◆ Stored data entries
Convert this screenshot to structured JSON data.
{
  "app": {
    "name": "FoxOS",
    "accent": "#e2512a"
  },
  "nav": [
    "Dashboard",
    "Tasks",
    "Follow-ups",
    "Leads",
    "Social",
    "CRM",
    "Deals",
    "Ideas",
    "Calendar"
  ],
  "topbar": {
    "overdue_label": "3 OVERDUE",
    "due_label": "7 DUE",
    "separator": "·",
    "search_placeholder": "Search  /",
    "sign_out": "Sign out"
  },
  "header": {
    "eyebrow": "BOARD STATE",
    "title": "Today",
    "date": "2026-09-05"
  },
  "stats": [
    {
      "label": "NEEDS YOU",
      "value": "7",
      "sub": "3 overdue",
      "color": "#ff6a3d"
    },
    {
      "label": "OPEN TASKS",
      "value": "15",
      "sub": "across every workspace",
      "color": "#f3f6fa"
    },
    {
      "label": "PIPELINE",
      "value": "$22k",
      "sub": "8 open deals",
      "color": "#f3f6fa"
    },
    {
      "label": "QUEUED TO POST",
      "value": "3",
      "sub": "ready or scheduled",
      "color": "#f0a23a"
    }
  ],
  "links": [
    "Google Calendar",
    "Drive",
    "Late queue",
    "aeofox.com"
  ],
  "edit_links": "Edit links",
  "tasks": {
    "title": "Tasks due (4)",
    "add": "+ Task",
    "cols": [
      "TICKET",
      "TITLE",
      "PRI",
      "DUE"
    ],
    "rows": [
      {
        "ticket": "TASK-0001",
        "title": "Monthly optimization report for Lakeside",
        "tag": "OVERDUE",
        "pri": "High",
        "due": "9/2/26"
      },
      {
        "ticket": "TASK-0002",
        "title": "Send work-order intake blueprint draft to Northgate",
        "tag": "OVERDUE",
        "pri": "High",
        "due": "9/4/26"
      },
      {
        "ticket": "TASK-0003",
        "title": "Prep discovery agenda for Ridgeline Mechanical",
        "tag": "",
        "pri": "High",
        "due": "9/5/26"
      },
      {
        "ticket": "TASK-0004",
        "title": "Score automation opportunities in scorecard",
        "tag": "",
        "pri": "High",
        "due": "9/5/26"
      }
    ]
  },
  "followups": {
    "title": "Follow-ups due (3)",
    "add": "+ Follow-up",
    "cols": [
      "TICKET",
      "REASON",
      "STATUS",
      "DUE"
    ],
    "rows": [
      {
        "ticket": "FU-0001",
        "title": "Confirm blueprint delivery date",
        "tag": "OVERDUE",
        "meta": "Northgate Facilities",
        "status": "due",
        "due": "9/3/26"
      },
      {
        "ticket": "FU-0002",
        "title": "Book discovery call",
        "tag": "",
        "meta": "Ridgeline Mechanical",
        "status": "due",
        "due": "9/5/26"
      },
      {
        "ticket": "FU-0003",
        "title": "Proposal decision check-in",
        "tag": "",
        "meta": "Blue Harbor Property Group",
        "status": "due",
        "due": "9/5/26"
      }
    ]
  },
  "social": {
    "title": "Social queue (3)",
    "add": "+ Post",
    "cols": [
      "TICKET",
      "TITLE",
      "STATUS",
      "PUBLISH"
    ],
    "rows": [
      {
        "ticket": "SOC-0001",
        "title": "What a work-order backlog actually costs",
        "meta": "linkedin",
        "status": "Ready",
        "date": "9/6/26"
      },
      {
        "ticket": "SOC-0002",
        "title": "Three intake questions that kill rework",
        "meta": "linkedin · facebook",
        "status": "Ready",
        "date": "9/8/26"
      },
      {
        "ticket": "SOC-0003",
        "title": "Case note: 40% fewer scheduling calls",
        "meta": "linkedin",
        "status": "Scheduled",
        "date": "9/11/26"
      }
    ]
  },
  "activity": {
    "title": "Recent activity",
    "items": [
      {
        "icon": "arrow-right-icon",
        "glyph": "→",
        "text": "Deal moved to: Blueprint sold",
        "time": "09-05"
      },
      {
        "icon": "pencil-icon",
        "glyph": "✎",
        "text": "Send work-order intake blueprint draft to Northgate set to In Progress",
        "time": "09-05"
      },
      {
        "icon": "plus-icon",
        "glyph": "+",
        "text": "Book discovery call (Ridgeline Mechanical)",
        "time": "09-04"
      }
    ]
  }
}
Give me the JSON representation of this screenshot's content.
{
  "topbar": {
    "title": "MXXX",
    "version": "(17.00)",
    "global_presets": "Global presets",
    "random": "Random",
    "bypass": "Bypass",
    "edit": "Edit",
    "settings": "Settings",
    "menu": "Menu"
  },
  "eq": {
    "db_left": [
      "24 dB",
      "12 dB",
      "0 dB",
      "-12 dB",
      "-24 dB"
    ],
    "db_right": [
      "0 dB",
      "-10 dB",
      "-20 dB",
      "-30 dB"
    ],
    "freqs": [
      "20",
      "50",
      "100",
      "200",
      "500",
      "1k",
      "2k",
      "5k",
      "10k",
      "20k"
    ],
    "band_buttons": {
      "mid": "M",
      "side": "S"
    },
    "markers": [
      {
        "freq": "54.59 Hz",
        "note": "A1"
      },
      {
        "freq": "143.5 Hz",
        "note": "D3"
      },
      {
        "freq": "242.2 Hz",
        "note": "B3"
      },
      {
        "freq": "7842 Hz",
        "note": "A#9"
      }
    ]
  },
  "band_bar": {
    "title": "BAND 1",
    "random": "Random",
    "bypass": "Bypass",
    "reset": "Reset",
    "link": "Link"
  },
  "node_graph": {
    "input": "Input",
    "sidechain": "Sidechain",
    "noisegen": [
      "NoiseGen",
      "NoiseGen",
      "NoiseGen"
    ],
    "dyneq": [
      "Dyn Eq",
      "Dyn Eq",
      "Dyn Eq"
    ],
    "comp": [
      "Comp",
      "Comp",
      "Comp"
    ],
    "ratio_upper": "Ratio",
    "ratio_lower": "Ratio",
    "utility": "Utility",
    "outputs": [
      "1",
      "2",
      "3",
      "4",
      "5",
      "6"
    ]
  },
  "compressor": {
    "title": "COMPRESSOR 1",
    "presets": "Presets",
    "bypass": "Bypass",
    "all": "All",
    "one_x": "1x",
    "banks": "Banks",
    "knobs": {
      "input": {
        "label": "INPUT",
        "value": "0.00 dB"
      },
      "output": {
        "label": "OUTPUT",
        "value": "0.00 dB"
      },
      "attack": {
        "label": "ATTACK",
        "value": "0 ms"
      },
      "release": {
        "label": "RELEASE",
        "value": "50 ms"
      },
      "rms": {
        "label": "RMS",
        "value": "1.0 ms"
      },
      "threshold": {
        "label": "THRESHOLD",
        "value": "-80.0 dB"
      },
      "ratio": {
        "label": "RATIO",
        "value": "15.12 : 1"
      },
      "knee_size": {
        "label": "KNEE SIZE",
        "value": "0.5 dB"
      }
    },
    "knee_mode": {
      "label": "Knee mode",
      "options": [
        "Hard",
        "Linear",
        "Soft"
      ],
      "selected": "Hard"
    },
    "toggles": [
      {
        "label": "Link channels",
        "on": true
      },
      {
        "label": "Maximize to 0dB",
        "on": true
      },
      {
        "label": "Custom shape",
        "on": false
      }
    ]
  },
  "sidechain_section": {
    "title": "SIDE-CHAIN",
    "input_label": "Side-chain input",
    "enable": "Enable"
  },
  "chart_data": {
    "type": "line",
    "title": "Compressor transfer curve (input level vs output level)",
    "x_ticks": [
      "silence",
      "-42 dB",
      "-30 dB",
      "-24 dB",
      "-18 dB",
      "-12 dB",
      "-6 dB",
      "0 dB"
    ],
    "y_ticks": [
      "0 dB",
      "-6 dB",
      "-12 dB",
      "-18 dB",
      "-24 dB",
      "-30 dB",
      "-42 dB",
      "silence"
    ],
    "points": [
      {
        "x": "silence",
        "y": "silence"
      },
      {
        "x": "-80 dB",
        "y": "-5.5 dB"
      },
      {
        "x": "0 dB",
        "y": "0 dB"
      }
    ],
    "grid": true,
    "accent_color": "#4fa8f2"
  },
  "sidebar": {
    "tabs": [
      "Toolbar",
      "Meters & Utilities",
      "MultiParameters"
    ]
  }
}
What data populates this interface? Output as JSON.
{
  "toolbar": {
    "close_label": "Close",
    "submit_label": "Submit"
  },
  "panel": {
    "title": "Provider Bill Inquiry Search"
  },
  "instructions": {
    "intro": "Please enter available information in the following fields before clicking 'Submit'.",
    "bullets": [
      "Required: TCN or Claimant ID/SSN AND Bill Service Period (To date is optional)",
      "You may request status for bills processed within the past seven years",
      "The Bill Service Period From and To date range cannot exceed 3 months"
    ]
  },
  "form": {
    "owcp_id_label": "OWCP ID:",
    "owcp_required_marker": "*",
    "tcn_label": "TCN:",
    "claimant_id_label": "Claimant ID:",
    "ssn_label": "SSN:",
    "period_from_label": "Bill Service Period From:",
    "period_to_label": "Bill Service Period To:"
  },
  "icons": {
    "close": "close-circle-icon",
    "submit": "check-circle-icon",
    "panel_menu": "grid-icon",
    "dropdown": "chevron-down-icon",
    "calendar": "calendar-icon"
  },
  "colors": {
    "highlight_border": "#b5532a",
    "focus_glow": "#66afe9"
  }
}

◆ THE PROBLEM
Output the lines from the line containing "What data populates" to the end, both included; add nothing.

◆ SOLUTION TO THIS PROBLEM
What data populates this interface? Output as JSON.
{
  "toolbar": {
    "close_label": "Close",
    "submit_label": "Submit"
  },
  "panel": {
    "title": "Provider Bill Inquiry Search"
  },
  "instructions": {
    "intro": "Please enter available information in the following fields before clicking 'Submit'.",
    "bullets": [
      "Required: TCN or Claimant ID/SSN AND Bill Service Period (To date is optional)",
      "You may request status for bills processed within the past seven years",
      "The Bill Service Period From and To date range cannot exceed 3 months"
    ]
  },
  "form": {
    "owcp_id_label": "OWCP ID:",
    "owcp_required_marker": "*",
    "tcn_label": "TCN:",
    "claimant_id_label": "Claimant ID:",
    "ssn_label": "SSN:",
    "period_from_label": "Bill Service Period From:",
    "period_to_label": "Bill Service Period To:"
  },
  "icons": {
    "close": "close-circle-icon",
    "submit": "check-circle-icon",
    "panel_menu": "grid-icon",
    "dropdown": "chevron-down-icon",
    "calendar": "calendar-icon"
  },
  "colors": {
    "highlight_border": "#b5532a",
    "focus_glow": "#66afe9"
  }
}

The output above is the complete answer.